==== Dataset records ====
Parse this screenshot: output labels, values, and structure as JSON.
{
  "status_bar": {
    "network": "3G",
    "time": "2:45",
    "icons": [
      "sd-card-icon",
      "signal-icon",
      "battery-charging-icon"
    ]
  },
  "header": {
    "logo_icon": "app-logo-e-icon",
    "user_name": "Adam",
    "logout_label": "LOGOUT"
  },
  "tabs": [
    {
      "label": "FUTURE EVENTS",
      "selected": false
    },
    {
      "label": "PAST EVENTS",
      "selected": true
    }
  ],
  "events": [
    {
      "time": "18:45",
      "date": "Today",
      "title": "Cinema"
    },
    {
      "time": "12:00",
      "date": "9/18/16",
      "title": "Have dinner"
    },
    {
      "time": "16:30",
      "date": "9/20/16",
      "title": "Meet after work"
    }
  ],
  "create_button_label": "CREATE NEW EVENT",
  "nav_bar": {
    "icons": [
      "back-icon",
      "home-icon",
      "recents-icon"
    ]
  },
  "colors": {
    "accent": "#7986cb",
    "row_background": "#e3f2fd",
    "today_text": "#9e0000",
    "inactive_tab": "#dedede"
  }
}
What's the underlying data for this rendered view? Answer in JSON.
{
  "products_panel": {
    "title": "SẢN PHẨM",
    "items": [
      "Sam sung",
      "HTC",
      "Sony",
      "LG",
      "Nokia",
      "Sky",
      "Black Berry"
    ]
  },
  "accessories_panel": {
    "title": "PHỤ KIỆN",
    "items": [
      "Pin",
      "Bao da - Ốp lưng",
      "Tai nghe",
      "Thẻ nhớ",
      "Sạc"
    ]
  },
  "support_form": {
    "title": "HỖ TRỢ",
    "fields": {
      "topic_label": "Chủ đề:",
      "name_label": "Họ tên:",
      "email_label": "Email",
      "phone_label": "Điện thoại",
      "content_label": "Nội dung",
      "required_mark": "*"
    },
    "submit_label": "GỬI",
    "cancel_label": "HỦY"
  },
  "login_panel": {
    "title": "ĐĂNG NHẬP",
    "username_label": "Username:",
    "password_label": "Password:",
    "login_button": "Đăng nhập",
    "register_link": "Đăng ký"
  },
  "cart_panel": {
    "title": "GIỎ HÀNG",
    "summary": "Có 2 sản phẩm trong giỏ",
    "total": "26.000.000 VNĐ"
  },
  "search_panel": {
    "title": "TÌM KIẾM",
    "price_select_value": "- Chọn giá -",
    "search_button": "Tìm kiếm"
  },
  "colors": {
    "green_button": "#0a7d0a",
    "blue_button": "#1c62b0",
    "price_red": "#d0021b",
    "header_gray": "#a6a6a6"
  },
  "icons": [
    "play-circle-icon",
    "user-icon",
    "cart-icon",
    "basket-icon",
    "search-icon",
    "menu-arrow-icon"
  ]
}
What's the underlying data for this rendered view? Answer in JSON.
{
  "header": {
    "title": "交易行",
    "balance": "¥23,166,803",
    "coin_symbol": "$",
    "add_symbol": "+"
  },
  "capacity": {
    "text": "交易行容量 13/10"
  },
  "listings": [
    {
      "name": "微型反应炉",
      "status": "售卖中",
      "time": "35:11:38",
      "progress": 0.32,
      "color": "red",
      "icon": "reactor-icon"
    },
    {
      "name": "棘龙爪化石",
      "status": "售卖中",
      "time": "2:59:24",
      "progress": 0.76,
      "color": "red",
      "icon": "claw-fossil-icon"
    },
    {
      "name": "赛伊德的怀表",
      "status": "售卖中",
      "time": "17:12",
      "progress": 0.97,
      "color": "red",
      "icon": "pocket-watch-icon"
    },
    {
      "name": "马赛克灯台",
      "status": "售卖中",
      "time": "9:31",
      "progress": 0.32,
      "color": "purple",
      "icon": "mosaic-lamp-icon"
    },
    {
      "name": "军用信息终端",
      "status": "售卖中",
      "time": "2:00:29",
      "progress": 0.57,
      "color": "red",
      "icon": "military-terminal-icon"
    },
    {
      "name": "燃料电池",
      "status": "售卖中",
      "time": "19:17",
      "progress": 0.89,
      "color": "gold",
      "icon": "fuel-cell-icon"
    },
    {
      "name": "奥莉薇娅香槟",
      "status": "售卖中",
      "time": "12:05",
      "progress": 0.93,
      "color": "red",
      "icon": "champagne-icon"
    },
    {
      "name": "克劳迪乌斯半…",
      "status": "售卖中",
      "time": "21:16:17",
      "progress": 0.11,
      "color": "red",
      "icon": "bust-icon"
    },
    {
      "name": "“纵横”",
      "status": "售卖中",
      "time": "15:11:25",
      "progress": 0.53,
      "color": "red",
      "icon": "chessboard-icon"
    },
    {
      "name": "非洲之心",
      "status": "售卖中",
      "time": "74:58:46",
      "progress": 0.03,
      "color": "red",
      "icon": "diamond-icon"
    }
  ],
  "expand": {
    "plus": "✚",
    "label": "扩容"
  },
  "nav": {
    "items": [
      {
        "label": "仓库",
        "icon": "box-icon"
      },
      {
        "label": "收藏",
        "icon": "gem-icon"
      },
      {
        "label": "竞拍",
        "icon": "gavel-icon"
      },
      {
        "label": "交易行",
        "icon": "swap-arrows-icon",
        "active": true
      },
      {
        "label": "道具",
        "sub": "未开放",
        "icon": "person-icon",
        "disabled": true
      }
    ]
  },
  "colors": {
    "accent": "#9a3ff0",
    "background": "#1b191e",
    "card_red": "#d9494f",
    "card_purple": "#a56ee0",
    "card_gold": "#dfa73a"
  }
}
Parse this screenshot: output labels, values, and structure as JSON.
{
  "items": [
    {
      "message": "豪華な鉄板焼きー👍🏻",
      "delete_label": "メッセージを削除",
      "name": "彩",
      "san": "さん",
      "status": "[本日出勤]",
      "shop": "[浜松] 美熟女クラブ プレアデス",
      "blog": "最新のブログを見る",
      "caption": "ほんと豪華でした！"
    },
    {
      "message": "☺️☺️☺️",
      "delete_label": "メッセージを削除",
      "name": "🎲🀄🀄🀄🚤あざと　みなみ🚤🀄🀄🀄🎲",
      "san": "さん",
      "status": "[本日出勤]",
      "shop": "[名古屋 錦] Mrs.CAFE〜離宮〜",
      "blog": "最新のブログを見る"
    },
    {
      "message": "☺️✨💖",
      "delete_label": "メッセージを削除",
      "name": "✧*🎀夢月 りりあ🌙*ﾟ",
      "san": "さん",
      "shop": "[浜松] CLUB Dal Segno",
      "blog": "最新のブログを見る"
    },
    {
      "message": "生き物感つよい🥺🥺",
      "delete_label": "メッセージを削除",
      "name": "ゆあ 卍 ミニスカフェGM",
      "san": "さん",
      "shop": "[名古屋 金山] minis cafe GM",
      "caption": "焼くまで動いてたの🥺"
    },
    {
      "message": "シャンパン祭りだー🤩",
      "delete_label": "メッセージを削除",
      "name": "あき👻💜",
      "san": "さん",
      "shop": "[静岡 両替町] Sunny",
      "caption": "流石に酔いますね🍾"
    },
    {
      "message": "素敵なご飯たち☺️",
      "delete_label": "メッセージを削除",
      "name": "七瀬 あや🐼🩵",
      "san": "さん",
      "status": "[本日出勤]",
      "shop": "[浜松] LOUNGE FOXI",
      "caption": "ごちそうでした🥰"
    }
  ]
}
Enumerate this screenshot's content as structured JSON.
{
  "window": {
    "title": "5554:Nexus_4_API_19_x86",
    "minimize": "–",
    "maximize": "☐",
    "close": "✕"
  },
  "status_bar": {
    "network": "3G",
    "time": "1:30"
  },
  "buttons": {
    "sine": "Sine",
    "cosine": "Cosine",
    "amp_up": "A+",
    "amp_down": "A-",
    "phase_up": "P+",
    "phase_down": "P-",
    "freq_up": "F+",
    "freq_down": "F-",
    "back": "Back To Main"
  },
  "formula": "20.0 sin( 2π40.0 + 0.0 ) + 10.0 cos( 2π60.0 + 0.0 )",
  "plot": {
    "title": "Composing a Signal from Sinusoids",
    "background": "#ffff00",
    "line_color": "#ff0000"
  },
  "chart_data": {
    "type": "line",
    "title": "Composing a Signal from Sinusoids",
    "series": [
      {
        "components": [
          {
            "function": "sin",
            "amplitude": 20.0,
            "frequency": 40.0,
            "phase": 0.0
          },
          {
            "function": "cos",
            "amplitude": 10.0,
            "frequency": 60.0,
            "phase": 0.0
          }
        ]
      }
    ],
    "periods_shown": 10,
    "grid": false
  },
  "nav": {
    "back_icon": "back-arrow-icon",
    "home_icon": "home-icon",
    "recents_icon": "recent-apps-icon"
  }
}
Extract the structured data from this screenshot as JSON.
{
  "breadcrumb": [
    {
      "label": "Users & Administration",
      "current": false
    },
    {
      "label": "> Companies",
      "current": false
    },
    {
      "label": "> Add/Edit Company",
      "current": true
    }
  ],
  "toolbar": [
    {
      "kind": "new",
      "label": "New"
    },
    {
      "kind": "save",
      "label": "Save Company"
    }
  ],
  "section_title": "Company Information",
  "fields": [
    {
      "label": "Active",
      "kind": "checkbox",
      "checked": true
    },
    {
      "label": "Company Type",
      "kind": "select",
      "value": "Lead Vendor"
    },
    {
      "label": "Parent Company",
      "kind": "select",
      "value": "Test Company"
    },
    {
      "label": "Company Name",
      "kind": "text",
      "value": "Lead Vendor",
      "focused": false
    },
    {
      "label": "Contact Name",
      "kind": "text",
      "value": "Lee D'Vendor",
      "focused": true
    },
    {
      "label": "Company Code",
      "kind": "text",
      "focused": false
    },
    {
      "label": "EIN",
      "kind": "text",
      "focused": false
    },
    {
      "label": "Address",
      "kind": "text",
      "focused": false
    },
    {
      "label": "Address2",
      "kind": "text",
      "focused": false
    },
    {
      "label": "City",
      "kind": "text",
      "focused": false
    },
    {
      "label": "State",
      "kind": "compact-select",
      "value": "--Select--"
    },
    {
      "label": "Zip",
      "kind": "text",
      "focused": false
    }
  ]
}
====
What is needed -
Copy out the lines that hold "Lead".

Task output -
      "value": "Lead Vendor"
      "value": "Lead Vendor",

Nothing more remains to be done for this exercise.